┌─ Material shown
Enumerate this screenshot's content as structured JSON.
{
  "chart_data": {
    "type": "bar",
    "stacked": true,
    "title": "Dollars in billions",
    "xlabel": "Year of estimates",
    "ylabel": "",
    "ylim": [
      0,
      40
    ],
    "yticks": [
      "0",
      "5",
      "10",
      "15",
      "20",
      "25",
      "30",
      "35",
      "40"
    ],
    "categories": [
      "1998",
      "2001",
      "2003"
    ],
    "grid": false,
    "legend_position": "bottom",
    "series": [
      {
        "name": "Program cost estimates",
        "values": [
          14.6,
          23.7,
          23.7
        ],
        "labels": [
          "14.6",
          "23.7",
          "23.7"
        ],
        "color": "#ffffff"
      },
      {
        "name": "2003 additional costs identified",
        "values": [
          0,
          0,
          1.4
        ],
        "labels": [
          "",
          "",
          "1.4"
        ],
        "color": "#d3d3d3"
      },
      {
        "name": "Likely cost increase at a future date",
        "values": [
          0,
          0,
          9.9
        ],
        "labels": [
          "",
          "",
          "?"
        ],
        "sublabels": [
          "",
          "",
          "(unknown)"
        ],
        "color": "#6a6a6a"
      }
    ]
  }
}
└─
┌─ Material shown
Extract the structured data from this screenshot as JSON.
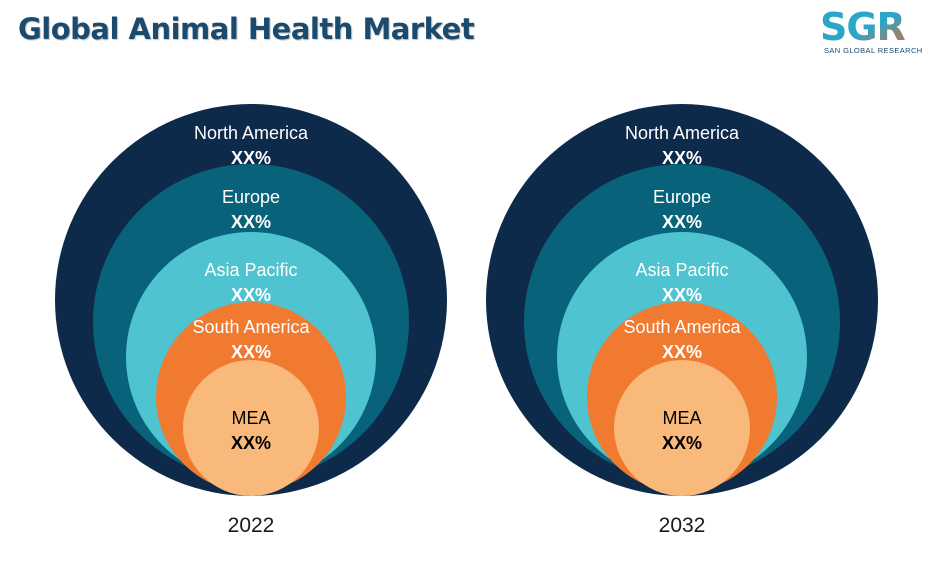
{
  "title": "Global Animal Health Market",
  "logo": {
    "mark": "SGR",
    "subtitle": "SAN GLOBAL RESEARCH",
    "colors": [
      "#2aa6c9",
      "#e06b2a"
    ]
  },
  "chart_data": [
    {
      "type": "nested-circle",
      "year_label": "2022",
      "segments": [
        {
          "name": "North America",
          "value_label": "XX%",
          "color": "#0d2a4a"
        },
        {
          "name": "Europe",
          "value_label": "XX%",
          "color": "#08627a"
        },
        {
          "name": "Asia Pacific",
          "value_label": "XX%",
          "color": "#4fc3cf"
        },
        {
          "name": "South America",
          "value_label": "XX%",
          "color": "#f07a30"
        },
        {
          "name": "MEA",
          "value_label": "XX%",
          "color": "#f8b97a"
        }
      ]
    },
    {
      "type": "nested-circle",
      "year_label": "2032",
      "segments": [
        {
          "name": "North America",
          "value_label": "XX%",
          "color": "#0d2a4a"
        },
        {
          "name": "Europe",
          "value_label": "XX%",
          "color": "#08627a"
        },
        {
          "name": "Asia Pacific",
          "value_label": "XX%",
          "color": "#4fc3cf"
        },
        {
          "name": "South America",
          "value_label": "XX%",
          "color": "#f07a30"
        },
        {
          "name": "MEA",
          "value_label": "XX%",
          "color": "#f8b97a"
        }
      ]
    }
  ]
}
└─
┌─ Material shown
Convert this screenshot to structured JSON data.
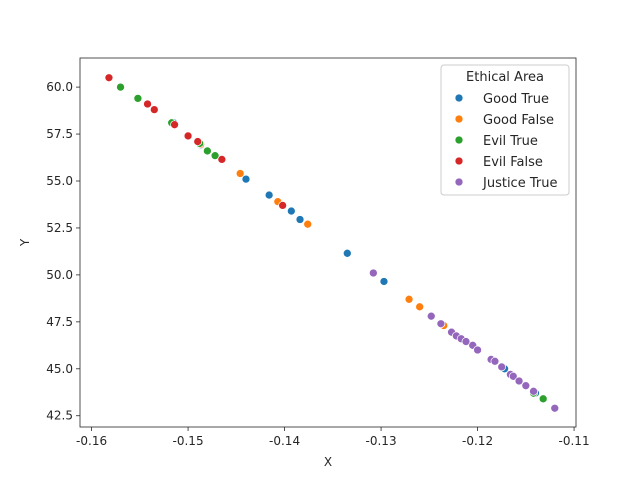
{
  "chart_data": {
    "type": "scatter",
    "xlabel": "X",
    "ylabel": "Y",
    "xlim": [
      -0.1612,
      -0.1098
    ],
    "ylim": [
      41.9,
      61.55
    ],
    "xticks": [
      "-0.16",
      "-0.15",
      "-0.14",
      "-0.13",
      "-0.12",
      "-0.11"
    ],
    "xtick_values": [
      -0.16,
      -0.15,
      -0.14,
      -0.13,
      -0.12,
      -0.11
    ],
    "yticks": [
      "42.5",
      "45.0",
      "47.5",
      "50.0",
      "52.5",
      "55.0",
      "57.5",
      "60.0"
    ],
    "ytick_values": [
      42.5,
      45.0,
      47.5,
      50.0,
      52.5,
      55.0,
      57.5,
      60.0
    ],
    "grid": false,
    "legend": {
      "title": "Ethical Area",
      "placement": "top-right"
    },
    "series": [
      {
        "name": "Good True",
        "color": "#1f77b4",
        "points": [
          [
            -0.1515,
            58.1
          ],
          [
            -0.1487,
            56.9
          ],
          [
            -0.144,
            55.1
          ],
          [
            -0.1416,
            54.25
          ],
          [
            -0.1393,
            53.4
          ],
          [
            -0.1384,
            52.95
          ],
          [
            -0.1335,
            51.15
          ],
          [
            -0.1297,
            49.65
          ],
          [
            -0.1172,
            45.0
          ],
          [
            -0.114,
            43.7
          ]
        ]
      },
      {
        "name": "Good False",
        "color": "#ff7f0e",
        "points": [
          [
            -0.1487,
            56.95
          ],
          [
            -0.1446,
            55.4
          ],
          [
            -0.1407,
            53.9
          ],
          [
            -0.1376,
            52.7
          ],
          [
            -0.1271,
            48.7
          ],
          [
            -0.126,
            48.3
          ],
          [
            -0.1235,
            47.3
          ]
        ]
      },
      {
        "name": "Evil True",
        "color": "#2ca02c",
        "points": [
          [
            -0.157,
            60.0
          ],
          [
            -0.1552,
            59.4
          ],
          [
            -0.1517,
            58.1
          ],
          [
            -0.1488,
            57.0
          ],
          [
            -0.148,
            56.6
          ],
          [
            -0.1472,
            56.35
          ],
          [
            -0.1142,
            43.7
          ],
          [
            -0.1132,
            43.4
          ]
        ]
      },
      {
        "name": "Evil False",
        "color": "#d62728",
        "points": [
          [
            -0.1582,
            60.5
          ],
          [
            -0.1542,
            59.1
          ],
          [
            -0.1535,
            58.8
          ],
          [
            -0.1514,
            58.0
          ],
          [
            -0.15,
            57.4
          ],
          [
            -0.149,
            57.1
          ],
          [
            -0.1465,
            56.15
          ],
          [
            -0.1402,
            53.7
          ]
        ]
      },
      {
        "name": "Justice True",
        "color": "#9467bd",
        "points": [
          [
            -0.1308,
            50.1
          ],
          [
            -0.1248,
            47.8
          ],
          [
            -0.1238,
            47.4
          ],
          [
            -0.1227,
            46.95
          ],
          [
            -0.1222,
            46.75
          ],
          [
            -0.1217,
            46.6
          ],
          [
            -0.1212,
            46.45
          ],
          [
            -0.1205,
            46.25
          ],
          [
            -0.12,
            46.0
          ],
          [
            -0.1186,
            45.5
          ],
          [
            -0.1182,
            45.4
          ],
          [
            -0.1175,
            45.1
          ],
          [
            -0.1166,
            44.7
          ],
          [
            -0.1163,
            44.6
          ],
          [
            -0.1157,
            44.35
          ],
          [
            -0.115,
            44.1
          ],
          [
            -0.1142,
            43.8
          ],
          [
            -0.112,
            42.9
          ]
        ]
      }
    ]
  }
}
└─
**Written request**
Find every line in the records above that contains the word "estimates", and copy each one.

**Solution**
    "xlabel": "Year of estimates",
        "name": "Program cost estimates",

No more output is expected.